»»

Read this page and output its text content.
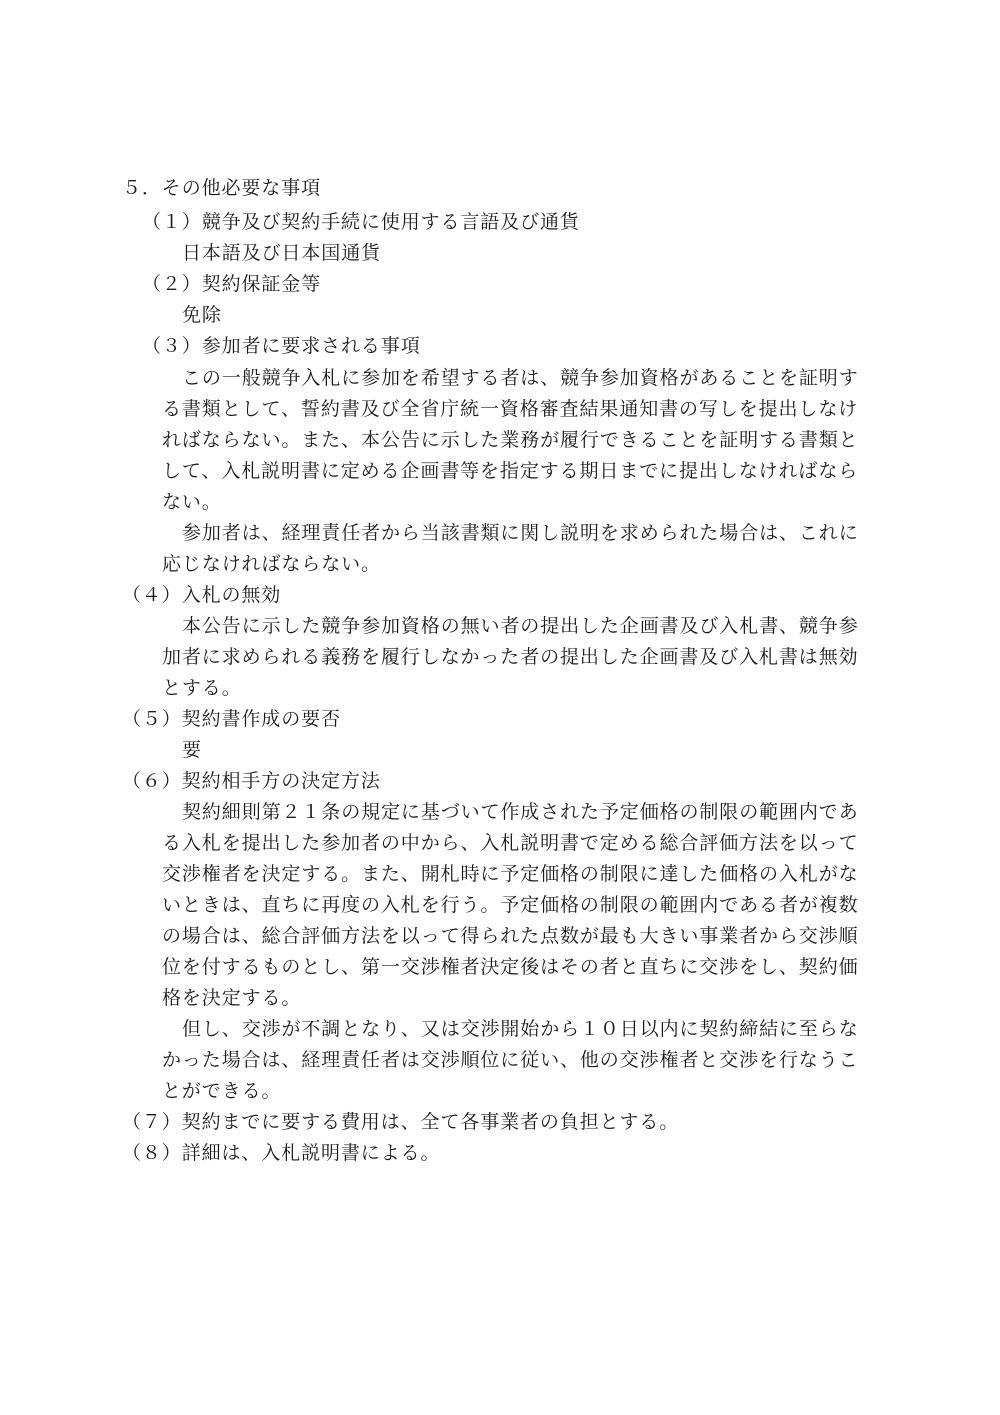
５．その他必要な事項
（１）競争及び契約手続に使用する言語及び通貨
日本語及び日本国通貨
（２）契約保証金等
免除
（３）参加者に要求される事項
この一般競争入札に参加を希望する者は、競争参加資格があることを証明す
る書類として、誓約書及び全省庁統一資格審査結果通知書の写しを提出しなけ
ればならない。また、本公告に示した業務が履行できることを証明する書類と
して、入札説明書に定める企画書等を指定する期日までに提出しなければなら
ない。
参加者は、経理責任者から当該書類に関し説明を求められた場合は、これに
応じなければならない。
（４）入札の無効
本公告に示した競争参加資格の無い者の提出した企画書及び入札書、競争参
加者に求められる義務を履行しなかった者の提出した企画書及び入札書は無効
とする。
（５）契約書作成の要否
要
（６）契約相手方の決定方法
契約細則第２１条の規定に基づいて作成された予定価格の制限の範囲内であ
る入札を提出した参加者の中から、入札説明書で定める総合評価方法を以って
交渉権者を決定する。また、開札時に予定価格の制限に達した価格の入札がな
いときは、直ちに再度の入札を行う。予定価格の制限の範囲内である者が複数
の場合は、総合評価方法を以って得られた点数が最も大きい事業者から交渉順
位を付するものとし、第一交渉権者決定後はその者と直ちに交渉をし、契約価
格を決定する。
但し、交渉が不調となり、又は交渉開始から１０日以内に契約締結に至らな
かった場合は、経理責任者は交渉順位に従い、他の交渉権者と交渉を行なうこ
とができる。
（７）契約までに要する費用は、全て各事業者の負担とする。
（８）詳細は、入札説明書による。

««

● **What is being asked**:
Reproduce every line precisely as given, omitting all pictures.

● **Exercise solution**:
Read this page and output its text content.
５．その他必要な事項
（１）競争及び契約手続に使用する言語及び通貨
日本語及び日本国通貨
（２）契約保証金等
免除
（３）参加者に要求される事項
この一般競争入札に参加を希望する者は、競争参加資格があることを証明す
る書類として、誓約書及び全省庁統一資格審査結果通知書の写しを提出しなけ
ればならない。また、本公告に示した業務が履行できることを証明する書類と
して、入札説明書に定める企画書等を指定する期日までに提出しなければなら
ない。
参加者は、経理責任者から当該書類に関し説明を求められた場合は、これに
応じなければならない。
（４）入札の無効
本公告に示した競争参加資格の無い者の提出した企画書及び入札書、競争参
加者に求められる義務を履行しなかった者の提出した企画書及び入札書は無効
とする。
（５）契約書作成の要否
要
（６）契約相手方の決定方法
契約細則第２１条の規定に基づいて作成された予定価格の制限の範囲内であ
る入札を提出した参加者の中から、入札説明書で定める総合評価方法を以って
交渉権者を決定する。また、開札時に予定価格の制限に達した価格の入札がな
いときは、直ちに再度の入札を行う。予定価格の制限の範囲内である者が複数
の場合は、総合評価方法を以って得られた点数が最も大きい事業者から交渉順
位を付するものとし、第一交渉権者決定後はその者と直ちに交渉をし、契約価
格を決定する。
但し、交渉が不調となり、又は交渉開始から１０日以内に契約締結に至らな
かった場合は、経理責任者は交渉順位に従い、他の交渉権者と交渉を行なうこ
とができる。
（７）契約までに要する費用は、全て各事業者の負担とする。
（８）詳細は、入札説明書による。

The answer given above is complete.